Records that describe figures
================================

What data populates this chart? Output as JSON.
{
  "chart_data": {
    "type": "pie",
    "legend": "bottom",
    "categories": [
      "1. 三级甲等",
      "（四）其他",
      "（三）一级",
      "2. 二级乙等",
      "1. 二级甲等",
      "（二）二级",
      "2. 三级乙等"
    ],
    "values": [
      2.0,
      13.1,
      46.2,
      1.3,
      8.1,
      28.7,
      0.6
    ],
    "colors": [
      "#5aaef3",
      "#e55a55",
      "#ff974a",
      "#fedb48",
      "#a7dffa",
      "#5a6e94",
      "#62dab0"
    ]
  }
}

================================

WRITTEN PROBLEM: Your task is to print all of the records exactly.

RESULT OF THE EXERCISE:
What data populates this chart? Output as JSON.
{
  "chart_data": {
    "type": "pie",
    "legend": "bottom",
    "categories": [
      "1. 三级甲等",
      "（四）其他",
      "（三）一级",
      "2. 二级乙等",
      "1. 二级甲等",
      "（二）二级",
      "2. 三级乙等"
    ],
    "values": [
      2.0,
      13.1,
      46.2,
      1.3,
      8.1,
      28.7,
      0.6
    ],
    "colors": [
      "#5aaef3",
      "#e55a55",
      "#ff974a",
      "#fedb48",
      "#a7dffa",
      "#5a6e94",
      "#62dab0"
    ]
  }
}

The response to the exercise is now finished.